DIRECTION => An exact copy of the records is required, minus the pictures they hold.

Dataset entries
◆ ◆ ◆ ◆

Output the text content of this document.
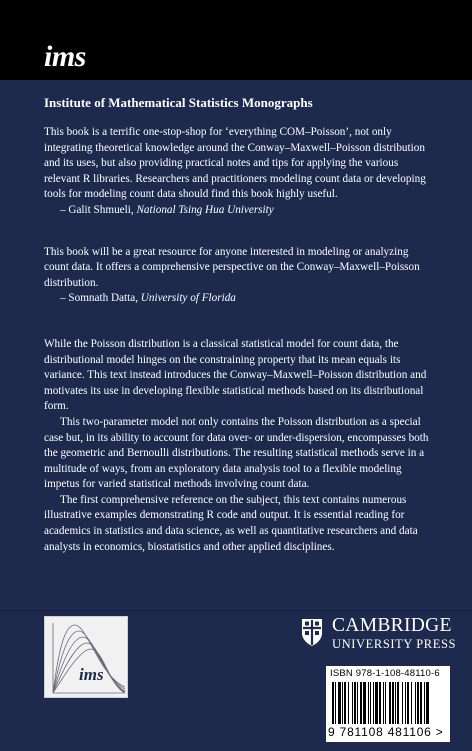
ims
Institute of Mathematical Statistics Monographs

This book is a terrific one-stop-shop for ‘everything COM–Poisson’, not only integrating theoretical knowledge around the Conway–Maxwell–Poisson distribution and its uses, but also providing practical notes and tips for applying the various relevant R libraries. Researchers and practitioners modeling count data or developing tools for modeling count data should find this book highly useful.

– Galit Shmueli, National Tsing Hua University

This book will be a great resource for anyone interested in modeling or analyzing count data. It offers a comprehensive perspective on the Conway–Maxwell–Poisson distribution.

– Somnath Datta, University of Florida

While the Poisson distribution is a classical statistical model for count data, the distributional model hinges on the constraining property that its mean equals its variance. This text instead introduces the Conway–Maxwell–Poisson distribution and motivates its use in developing flexible statistical methods based on its distributional form.

This two-parameter model not only contains the Poisson distribution as a special case but, in its ability to account for data over- or under-dispersion, encompasses both the geometric and Bernoulli distributions. The resulting statistical methods serve in a multitude of ways, from an exploratory data analysis tool to a flexible modeling impetus for varied statistical methods involving count data.

The first comprehensive reference on the subject, this text contains numerous illustrative examples demonstrating R code and output. It is essential reading for academics in statistics and data science, as well as quantitative researchers and data analysts in economics, biostatistics and other applied disciplines.

ims
CAMBRIDGE
UNIVERSITY PRESS
ISBN 978-1-108-48110-6
9 781108 481106 >
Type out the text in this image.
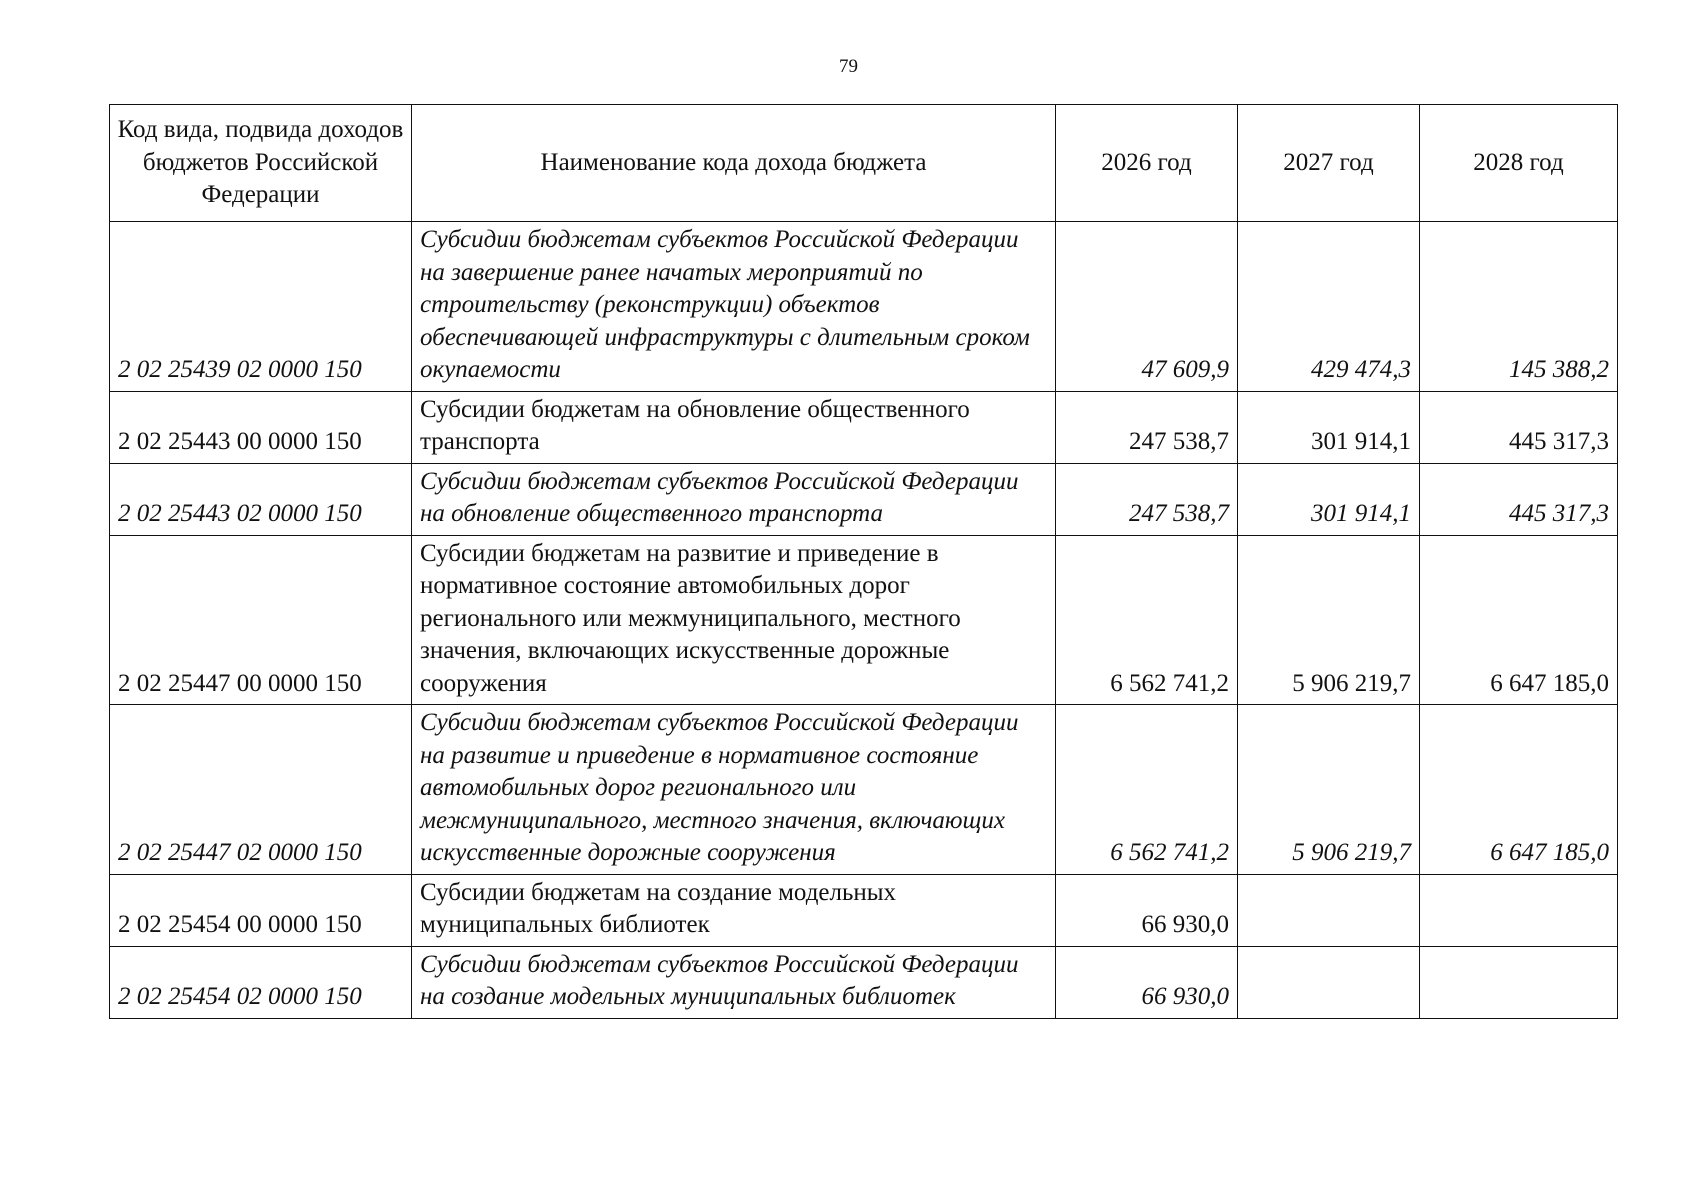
79
Код вида, подвида доходов бюджетов Российской Федерации	Наименование кода дохода бюджета	2026 год	2027 год	2028 год
2 02 25439 02 0000 150	Субсидии бюджетам субъектов Российской Федерации на завершение ранее начатых мероприятий по строительству (реконструкции) объектов обеспечивающей инфраструктуры с длительным сроком окупаемости	47 609,9	429 474,3	145 388,2
2 02 25443 00 0000 150	Субсидии бюджетам на обновление общественного транспорта	247 538,7	301 914,1	445 317,3
2 02 25443 02 0000 150	Субсидии бюджетам субъектов Российской Федерации на обновление общественного транспорта	247 538,7	301 914,1	445 317,3
2 02 25447 00 0000 150	Субсидии бюджетам на развитие и приведение в нормативное состояние автомобильных дорог регионального или межмуниципального, местного значения, включающих искусственные дорожные сооружения	6 562 741,2	5 906 219,7	6 647 185,0
2 02 25447 02 0000 150	Субсидии бюджетам субъектов Российской Федерации на развитие и приведение в нормативное состояние автомобильных дорог регионального или межмуниципального, местного значения, включающих искусственные дорожные сооружения	6 562 741,2	5 906 219,7	6 647 185,0
2 02 25454 00 0000 150	Субсидии бюджетам на создание модельных муниципальных библиотек	66 930,0		
2 02 25454 02 0000 150	Субсидии бюджетам субъектов Российской Федерации на создание модельных муниципальных библиотек	66 930,0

◆ ◆ ◆ ◆

RESULT =>
Output the text content of this document.
ims
Institute of Mathematical Statistics Monographs

This book is a terrific one-stop-shop for ‘everything COM–Poisson’, not only integrating theoretical knowledge around the Conway–Maxwell–Poisson distribution and its uses, but also providing practical notes and tips for applying the various relevant R libraries. Researchers and practitioners modeling count data or developing tools for modeling count data should find this book highly useful.

– Galit Shmueli, National Tsing Hua University

This book will be a great resource for anyone interested in modeling or analyzing count data. It offers a comprehensive perspective on the Conway–Maxwell–Poisson distribution.

– Somnath Datta, University of Florida

While the Poisson distribution is a classical statistical model for count data, the distributional model hinges on the constraining property that its mean equals its variance. This text instead introduces the Conway–Maxwell–Poisson distribution and motivates its use in developing flexible statistical methods based on its distributional form.

This two-parameter model not only contains the Poisson distribution as a special case but, in its ability to account for data over- or under-dispersion, encompasses both the geometric and Bernoulli distributions. The resulting statistical methods serve in a multitude of ways, from an exploratory data analysis tool to a flexible modeling impetus for varied statistical methods involving count data.

The first comprehensive reference on the subject, this text contains numerous illustrative examples demonstrating R code and output. It is essential reading for academics in statistics and data science, as well as quantitative researchers and data analysts in economics, biostatistics and other applied disciplines.

ims
CAMBRIDGE
UNIVERSITY PRESS
ISBN 978-1-108-48110-6
9 781108 481106 >
Type out the text in this image.
79
Код вида, подвида доходов бюджетов Российской Федерации	Наименование кода дохода бюджета	2026 год	2027 год	2028 год
2 02 25439 02 0000 150	Субсидии бюджетам субъектов Российской Федерации на завершение ранее начатых мероприятий по строительству (реконструкции) объектов обеспечивающей инфраструктуры с длительным сроком окупаемости	47 609,9	429 474,3	145 388,2
2 02 25443 00 0000 150	Субсидии бюджетам на обновление общественного транспорта	247 538,7	301 914,1	445 317,3
2 02 25443 02 0000 150	Субсидии бюджетам субъектов Российской Федерации на обновление общественного транспорта	247 538,7	301 914,1	445 317,3
2 02 25447 00 0000 150	Субсидии бюджетам на развитие и приведение в нормативное состояние автомобильных дорог регионального или межмуниципального, местного значения, включающих искусственные дорожные сооружения	6 562 741,2	5 906 219,7	6 647 185,0
2 02 25447 02 0000 150	Субсидии бюджетам субъектов Российской Федерации на развитие и приведение в нормативное состояние автомобильных дорог регионального или межмуниципального, местного значения, включающих искусственные дорожные сооружения	6 562 741,2	5 906 219,7	6 647 185,0
2 02 25454 00 0000 150	Субсидии бюджетам на создание модельных муниципальных библиотек	66 930,0		
2 02 25454 02 0000 150	Субсидии бюджетам субъектов Российской Федерации на создание модельных муниципальных библиотек	66 930,0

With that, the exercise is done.